(Stated goal):
Spot every line with the word "title" and return it.

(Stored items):

* * * * *

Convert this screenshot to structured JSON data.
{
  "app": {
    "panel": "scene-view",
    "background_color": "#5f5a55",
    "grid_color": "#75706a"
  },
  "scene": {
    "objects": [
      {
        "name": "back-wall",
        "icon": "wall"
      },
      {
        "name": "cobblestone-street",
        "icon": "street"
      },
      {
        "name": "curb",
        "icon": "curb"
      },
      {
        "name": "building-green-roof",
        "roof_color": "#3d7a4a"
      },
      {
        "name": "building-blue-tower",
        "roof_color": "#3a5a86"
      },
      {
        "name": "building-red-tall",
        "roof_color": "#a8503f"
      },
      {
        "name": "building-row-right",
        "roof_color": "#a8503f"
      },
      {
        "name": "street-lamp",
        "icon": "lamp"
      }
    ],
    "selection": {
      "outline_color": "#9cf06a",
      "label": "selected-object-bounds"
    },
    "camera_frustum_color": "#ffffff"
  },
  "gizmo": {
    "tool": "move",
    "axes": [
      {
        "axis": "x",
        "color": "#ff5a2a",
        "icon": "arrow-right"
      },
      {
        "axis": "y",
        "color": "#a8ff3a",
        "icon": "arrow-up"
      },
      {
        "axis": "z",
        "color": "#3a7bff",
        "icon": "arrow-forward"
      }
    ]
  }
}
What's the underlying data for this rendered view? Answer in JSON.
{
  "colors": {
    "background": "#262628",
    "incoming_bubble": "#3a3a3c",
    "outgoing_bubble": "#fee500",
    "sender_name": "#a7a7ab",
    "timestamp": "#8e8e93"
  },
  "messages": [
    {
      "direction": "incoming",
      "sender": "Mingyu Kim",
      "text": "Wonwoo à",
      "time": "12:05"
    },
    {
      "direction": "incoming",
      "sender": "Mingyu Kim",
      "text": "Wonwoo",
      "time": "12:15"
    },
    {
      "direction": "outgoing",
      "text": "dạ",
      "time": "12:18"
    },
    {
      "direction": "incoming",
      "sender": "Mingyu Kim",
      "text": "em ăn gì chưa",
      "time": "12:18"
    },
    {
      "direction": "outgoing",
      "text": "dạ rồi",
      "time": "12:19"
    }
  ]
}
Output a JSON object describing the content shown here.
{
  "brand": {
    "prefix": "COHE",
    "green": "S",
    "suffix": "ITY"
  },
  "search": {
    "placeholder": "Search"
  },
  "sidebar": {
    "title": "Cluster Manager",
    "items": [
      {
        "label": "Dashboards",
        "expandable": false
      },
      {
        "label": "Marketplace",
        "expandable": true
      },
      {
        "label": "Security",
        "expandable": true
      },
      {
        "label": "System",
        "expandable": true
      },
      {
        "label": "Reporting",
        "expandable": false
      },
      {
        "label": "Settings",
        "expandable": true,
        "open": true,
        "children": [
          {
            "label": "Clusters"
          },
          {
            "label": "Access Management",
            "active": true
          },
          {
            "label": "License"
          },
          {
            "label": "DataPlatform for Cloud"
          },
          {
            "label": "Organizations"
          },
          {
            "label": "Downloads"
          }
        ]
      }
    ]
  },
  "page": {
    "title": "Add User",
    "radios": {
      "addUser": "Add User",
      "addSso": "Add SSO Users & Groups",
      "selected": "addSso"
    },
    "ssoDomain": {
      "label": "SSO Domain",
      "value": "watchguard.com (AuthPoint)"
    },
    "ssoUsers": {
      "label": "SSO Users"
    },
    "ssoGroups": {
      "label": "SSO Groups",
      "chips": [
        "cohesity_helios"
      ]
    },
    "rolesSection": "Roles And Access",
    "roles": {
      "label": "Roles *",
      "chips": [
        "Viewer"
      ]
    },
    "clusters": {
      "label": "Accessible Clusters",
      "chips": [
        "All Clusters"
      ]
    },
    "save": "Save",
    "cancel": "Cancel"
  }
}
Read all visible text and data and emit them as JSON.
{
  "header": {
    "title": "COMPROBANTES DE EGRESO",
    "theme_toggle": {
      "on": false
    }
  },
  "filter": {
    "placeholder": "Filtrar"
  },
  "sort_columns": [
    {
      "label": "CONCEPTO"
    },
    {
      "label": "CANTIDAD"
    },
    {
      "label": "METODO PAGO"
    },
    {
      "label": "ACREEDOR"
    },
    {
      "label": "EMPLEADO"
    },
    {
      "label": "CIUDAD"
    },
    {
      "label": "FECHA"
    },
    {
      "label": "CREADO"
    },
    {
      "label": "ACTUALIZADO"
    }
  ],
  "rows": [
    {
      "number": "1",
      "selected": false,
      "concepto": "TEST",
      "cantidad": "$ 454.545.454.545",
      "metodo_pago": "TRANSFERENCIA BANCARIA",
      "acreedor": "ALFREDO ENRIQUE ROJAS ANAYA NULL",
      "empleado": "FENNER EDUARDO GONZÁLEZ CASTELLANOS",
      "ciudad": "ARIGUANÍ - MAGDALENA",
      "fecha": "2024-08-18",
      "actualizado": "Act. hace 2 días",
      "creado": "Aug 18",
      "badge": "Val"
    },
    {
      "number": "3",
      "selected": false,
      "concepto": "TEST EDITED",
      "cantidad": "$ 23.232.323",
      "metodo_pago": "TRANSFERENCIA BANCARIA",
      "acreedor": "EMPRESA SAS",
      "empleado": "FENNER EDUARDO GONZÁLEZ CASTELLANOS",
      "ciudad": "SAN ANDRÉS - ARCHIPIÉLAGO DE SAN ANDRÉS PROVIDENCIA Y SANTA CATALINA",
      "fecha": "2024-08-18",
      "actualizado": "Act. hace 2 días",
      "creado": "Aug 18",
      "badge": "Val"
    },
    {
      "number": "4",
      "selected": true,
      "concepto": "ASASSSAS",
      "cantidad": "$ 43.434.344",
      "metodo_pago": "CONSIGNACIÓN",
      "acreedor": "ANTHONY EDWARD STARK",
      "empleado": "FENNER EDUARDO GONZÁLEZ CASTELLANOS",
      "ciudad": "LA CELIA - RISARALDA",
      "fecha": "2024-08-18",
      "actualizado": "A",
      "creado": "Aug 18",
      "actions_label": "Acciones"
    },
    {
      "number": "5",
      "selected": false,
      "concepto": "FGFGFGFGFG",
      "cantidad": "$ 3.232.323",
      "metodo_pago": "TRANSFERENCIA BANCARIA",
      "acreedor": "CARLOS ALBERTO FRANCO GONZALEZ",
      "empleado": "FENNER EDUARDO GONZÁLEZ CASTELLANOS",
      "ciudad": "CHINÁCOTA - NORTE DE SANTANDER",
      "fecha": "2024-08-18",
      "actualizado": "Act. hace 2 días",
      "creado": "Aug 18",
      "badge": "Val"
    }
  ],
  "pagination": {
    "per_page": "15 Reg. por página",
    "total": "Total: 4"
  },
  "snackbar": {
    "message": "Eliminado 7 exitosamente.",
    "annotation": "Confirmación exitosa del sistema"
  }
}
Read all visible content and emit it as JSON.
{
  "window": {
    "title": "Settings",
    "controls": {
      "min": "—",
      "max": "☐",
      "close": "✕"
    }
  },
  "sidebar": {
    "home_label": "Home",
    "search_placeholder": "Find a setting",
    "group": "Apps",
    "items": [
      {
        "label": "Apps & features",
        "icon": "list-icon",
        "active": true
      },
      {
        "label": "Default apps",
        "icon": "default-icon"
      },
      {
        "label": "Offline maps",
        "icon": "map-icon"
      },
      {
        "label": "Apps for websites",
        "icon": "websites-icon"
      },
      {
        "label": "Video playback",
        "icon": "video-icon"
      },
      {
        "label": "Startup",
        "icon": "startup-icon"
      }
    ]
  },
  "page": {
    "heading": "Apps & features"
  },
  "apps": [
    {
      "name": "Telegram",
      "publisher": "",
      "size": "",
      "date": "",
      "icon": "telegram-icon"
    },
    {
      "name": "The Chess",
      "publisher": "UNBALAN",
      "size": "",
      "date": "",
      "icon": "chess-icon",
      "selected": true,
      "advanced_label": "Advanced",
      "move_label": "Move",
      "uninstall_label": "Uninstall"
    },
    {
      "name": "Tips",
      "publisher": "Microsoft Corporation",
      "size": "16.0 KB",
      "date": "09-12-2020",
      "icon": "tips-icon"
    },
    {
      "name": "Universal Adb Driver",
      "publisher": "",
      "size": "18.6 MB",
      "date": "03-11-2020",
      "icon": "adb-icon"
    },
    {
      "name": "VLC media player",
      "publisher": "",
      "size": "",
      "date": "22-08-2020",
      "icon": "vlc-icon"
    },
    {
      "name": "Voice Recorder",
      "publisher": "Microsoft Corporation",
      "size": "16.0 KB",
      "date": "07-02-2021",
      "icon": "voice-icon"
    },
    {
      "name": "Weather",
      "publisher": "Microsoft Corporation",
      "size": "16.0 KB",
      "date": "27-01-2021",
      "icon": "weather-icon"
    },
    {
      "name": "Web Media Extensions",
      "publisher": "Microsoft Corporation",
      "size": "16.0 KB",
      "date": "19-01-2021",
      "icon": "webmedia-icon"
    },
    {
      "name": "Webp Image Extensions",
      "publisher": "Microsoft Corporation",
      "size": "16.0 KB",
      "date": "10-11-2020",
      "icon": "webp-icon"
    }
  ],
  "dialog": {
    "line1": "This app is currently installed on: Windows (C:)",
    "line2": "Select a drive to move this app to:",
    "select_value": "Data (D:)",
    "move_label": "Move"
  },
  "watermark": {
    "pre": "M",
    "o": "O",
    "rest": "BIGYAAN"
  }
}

* * * * *

(Correct answer):
    "title": "Cluster Manager",
    "title": "Add User",
    "title": "COMPROBANTES DE EGRESO",
    "title": "Settings",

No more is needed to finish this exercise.